▶ _What you are asked to do_:
Turn every line in the records below into a JSON list of strings, one string per line, with blank lines skipped. Leave the pictures out of the answer.

▶ _Material for this task_:

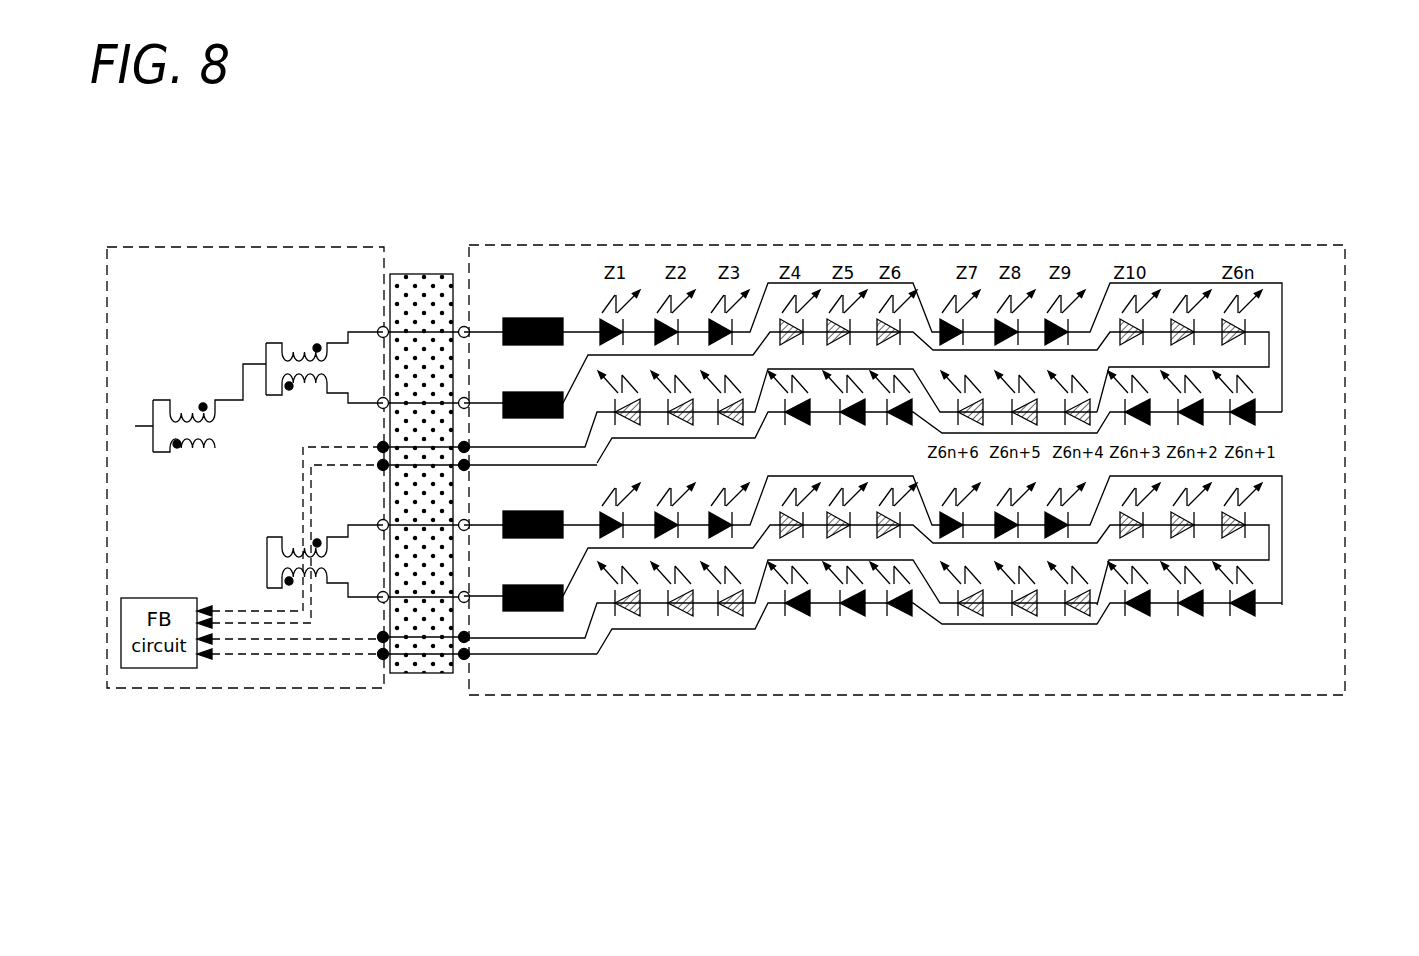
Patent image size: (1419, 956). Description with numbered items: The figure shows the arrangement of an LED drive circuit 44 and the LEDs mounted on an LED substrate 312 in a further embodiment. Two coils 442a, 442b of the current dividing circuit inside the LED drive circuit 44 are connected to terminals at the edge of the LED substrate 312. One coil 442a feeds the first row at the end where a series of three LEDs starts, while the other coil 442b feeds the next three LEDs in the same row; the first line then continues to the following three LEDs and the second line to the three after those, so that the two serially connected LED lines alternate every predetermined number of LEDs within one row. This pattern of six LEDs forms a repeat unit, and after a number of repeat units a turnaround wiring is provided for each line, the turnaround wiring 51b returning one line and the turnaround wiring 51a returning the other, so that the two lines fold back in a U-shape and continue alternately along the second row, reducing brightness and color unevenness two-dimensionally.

The LED drive circuit 44 is at (218, 246).
The LED substrate 312 is at (606, 246).
The coil 442a is at (290, 346).
The coil 442b is at (305, 388).
The turnaround wiring 51a is at (1285, 388).
The turnaround wiring 51b is at (1272, 335).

▶ _The reply_:
[
  "Patent image size: (1419, 956). Description with numbered items: The figure shows the arrangement of an LED drive circuit 44 and the LEDs mounted on an LED substrate 312 in a further embodiment. Two coils 442a, 442b of the current dividing circuit inside the LED drive circuit 44 are connected to terminals at the edge of the LED substrate 312. One coil 442a feeds the first row at the end where a series of three LEDs starts, while the other coil 442b feeds the next three LEDs in the same row; the first line then continues to the following three LEDs and the second line to the three after those, so that the two serially connected LED lines alternate every predetermined number of LEDs within one row. This pattern of six LEDs forms a repeat unit, and after a number of repeat units a turnaround wiring is provided for each line, the turnaround wiring 51b returning one line and the turnaround wiring 51a returning the other, so that the two lines fold back in a U-shape and continue alternately along the second row, reducing brightness and color unevenness two-dimensionally.",
  "The LED drive circuit 44 is at (218, 246).",
  "The LED substrate 312 is at (606, 246).",
  "The coil 442a is at (290, 346).",
  "The coil 442b is at (305, 388).",
  "The turnaround wiring 51a is at (1285, 388).",
  "The turnaround wiring 51b is at (1272, 335)."
]